What to produce =>
Word for word, transcribe the lines below and drop the pictures.

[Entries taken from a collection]

== == ==

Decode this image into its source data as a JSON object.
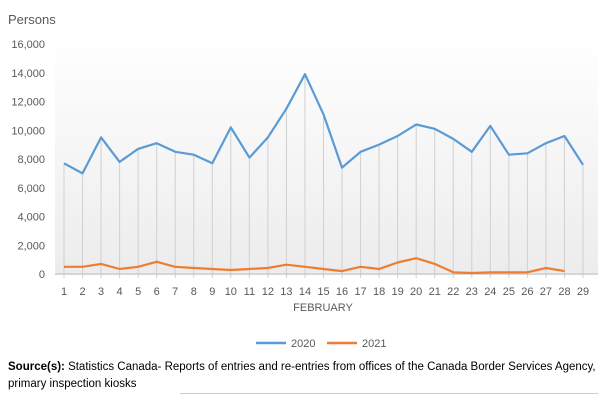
{
  "chart_data": {
    "type": "line",
    "ylabel": "Persons",
    "xlabel": "FEBRUARY",
    "ylim": [
      0,
      16000
    ],
    "yticks": [
      "0",
      "2,000",
      "4,000",
      "6,000",
      "8,000",
      "10,000",
      "12,000",
      "14,000",
      "16,000"
    ],
    "x": [
      1,
      2,
      3,
      4,
      5,
      6,
      7,
      8,
      9,
      10,
      11,
      12,
      13,
      14,
      15,
      16,
      17,
      18,
      19,
      20,
      21,
      22,
      23,
      24,
      25,
      26,
      27,
      28,
      29
    ],
    "grid": "vertical lines at each day",
    "legend": "bottom",
    "series": [
      {
        "name": "2020",
        "color": "#5b9bd5",
        "values": [
          7700,
          7000,
          9500,
          7800,
          8700,
          9100,
          8500,
          8300,
          7700,
          10200,
          8100,
          9500,
          11500,
          13900,
          11100,
          7400,
          8500,
          9000,
          9600,
          10400,
          10100,
          9400,
          8500,
          10300,
          8300,
          8400,
          9100,
          9600,
          7600
        ]
      },
      {
        "name": "2021",
        "color": "#ed7d31",
        "values": [
          500,
          500,
          700,
          350,
          500,
          850,
          500,
          420,
          350,
          280,
          350,
          420,
          650,
          500,
          350,
          200,
          500,
          350,
          800,
          1100,
          700,
          120,
          70,
          120,
          120,
          120,
          420,
          200,
          null
        ]
      }
    ]
  },
  "source": {
    "label": "Source(s):",
    "text": " Statistics Canada- Reports of entries and re-entries from offices of the Canada Border Services Agency, primary inspection kiosks"
  }
}
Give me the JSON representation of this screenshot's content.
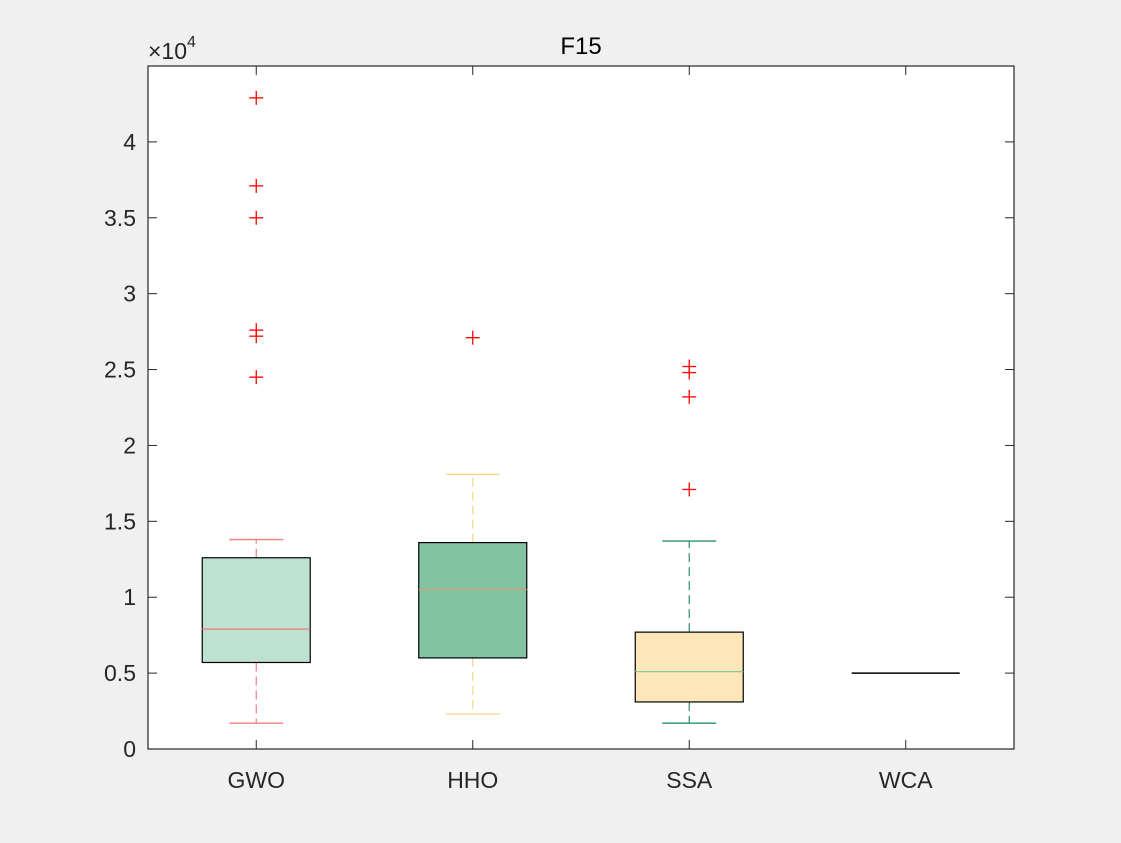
{
  "chart_data": {
    "type": "boxplot",
    "title": "F15",
    "xlabel": "",
    "ylabel": "",
    "exponent_label": "×10",
    "exponent_power": "4",
    "ylim": [
      0,
      45000
    ],
    "yticks": [
      0,
      5000,
      10000,
      15000,
      20000,
      25000,
      30000,
      35000,
      40000
    ],
    "ytick_labels": [
      "0",
      "0.5",
      "1",
      "1.5",
      "2",
      "2.5",
      "3",
      "3.5",
      "4"
    ],
    "categories": [
      "GWO",
      "HHO",
      "SSA",
      "WCA"
    ],
    "series": [
      {
        "name": "GWO",
        "q1": 5700,
        "median": 7900,
        "q3": 12600,
        "whisker_low": 1700,
        "whisker_high": 13800,
        "outliers": [
          42900,
          37100,
          35000,
          27600,
          27200,
          24500
        ],
        "fill": "#bfe1d2",
        "median_color": "#e8807a",
        "whisker_color": "#f08080"
      },
      {
        "name": "HHO",
        "q1": 6000,
        "median": 10500,
        "q3": 13600,
        "whisker_low": 2300,
        "whisker_high": 18100,
        "outliers": [
          27100
        ],
        "fill": "#80c2a2",
        "median_color": "#d7a06a",
        "whisker_color": "#f5d88a"
      },
      {
        "name": "SSA",
        "q1": 3100,
        "median": 5100,
        "q3": 7700,
        "whisker_low": 1700,
        "whisker_high": 13700,
        "outliers": [
          25200,
          24800,
          23200,
          17100
        ],
        "fill": "#fde7b8",
        "median_color": "#88c8a0",
        "whisker_color": "#2a9070"
      },
      {
        "name": "WCA",
        "q1": 5000,
        "median": 5000,
        "q3": 5000,
        "whisker_low": 5000,
        "whisker_high": 5000,
        "outliers": [],
        "fill": "#ffffff",
        "median_color": "#000000",
        "whisker_color": "#000000"
      }
    ],
    "outlier_color": "#ff0000"
  }
}
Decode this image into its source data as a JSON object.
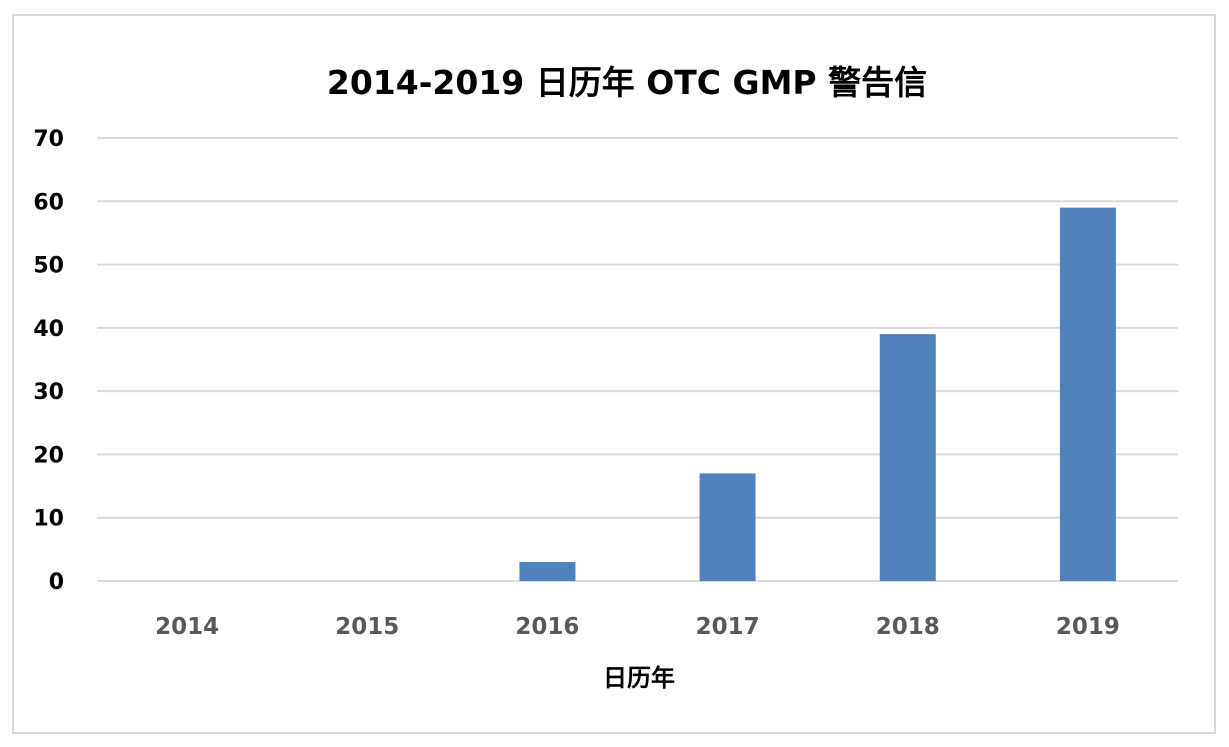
{
  "chart_data": {
    "type": "bar",
    "title": "2014-2019 日历年 OTC GMP 警告信",
    "xlabel": "日历年",
    "ylabel": "",
    "categories": [
      "2014",
      "2015",
      "2016",
      "2017",
      "2018",
      "2019"
    ],
    "values": [
      0,
      0,
      3,
      17,
      39,
      59
    ],
    "ylim": [
      0,
      70
    ],
    "yticks": [
      0,
      10,
      20,
      30,
      40,
      50,
      60,
      70
    ],
    "grid": true,
    "legend": "none",
    "bar_color": "#4f81bd"
  }
}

== == ==

Final answer =>
Decode this image into its source data as a JSON object.
{
  "chart_data": {
    "type": "line",
    "ylabel": "Persons",
    "xlabel": "FEBRUARY",
    "ylim": [
      0,
      16000
    ],
    "yticks": [
      "0",
      "2,000",
      "4,000",
      "6,000",
      "8,000",
      "10,000",
      "12,000",
      "14,000",
      "16,000"
    ],
    "x": [
      1,
      2,
      3,
      4,
      5,
      6,
      7,
      8,
      9,
      10,
      11,
      12,
      13,
      14,
      15,
      16,
      17,
      18,
      19,
      20,
      21,
      22,
      23,
      24,
      25,
      26,
      27,
      28,
      29
    ],
    "grid": "vertical lines at each day",
    "legend": "bottom",
    "series": [
      {
        "name": "2020",
        "color": "#5b9bd5",
        "values": [
          7700,
          7000,
          9500,
          7800,
          8700,
          9100,
          8500,
          8300,
          7700,
          10200,
          8100,
          9500,
          11500,
          13900,
          11100,
          7400,
          8500,
          9000,
          9600,
          10400,
          10100,
          9400,
          8500,
          10300,
          8300,
          8400,
          9100,
          9600,
          7600
        ]
      },
      {
        "name": "2021",
        "color": "#ed7d31",
        "values": [
          500,
          500,
          700,
          350,
          500,
          850,
          500,
          420,
          350,
          280,
          350,
          420,
          650,
          500,
          350,
          200,
          500,
          350,
          800,
          1100,
          700,
          120,
          70,
          120,
          120,
          120,
          420,
          200,
          null
        ]
      }
    ]
  },
  "source": {
    "label": "Source(s):",
    "text": " Statistics Canada- Reports of entries and re-entries from offices of the Canada Border Services Agency, primary inspection kiosks"
  }
}
Give me the JSON representation of this screenshot's content.
{
  "chart_data": {
    "type": "boxplot",
    "title": "F15",
    "xlabel": "",
    "ylabel": "",
    "exponent_label": "×10",
    "exponent_power": "4",
    "ylim": [
      0,
      45000
    ],
    "yticks": [
      0,
      5000,
      10000,
      15000,
      20000,
      25000,
      30000,
      35000,
      40000
    ],
    "ytick_labels": [
      "0",
      "0.5",
      "1",
      "1.5",
      "2",
      "2.5",
      "3",
      "3.5",
      "4"
    ],
    "categories": [
      "GWO",
      "HHO",
      "SSA",
      "WCA"
    ],
    "series": [
      {
        "name": "GWO",
        "q1": 5700,
        "median": 7900,
        "q3": 12600,
        "whisker_low": 1700,
        "whisker_high": 13800,
        "outliers": [
          42900,
          37100,
          35000,
          27600,
          27200,
          24500
        ],
        "fill": "#bfe1d2",
        "median_color": "#e8807a",
        "whisker_color": "#f08080"
      },
      {
        "name": "HHO",
        "q1": 6000,
        "median": 10500,
        "q3": 13600,
        "whisker_low": 2300,
        "whisker_high": 18100,
        "outliers": [
          27100
        ],
        "fill": "#80c2a2",
        "median_color": "#d7a06a",
        "whisker_color": "#f5d88a"
      },
      {
        "name": "SSA",
        "q1": 3100,
        "median": 5100,
        "q3": 7700,
        "whisker_low": 1700,
        "whisker_high": 13700,
        "outliers": [
          25200,
          24800,
          23200,
          17100
        ],
        "fill": "#fde7b8",
        "median_color": "#88c8a0",
        "whisker_color": "#2a9070"
      },
      {
        "name": "WCA",
        "q1": 5000,
        "median": 5000,
        "q3": 5000,
        "whisker_low": 5000,
        "whisker_high": 5000,
        "outliers": [],
        "fill": "#ffffff",
        "median_color": "#000000",
        "whisker_color": "#000000"
      }
    ],
    "outlier_color": "#ff0000"
  }
}
Decode this image into its source data as a JSON object.
{
  "chart_data": {
    "type": "bar",
    "title": "2014-2019 日历年 OTC GMP 警告信",
    "xlabel": "日历年",
    "ylabel": "",
    "categories": [
      "2014",
      "2015",
      "2016",
      "2017",
      "2018",
      "2019"
    ],
    "values": [
      0,
      0,
      3,
      17,
      39,
      59
    ],
    "ylim": [
      0,
      70
    ],
    "yticks": [
      0,
      10,
      20,
      30,
      40,
      50,
      60,
      70
    ],
    "grid": true,
    "legend": "none",
    "bar_color": "#4f81bd"
  }
}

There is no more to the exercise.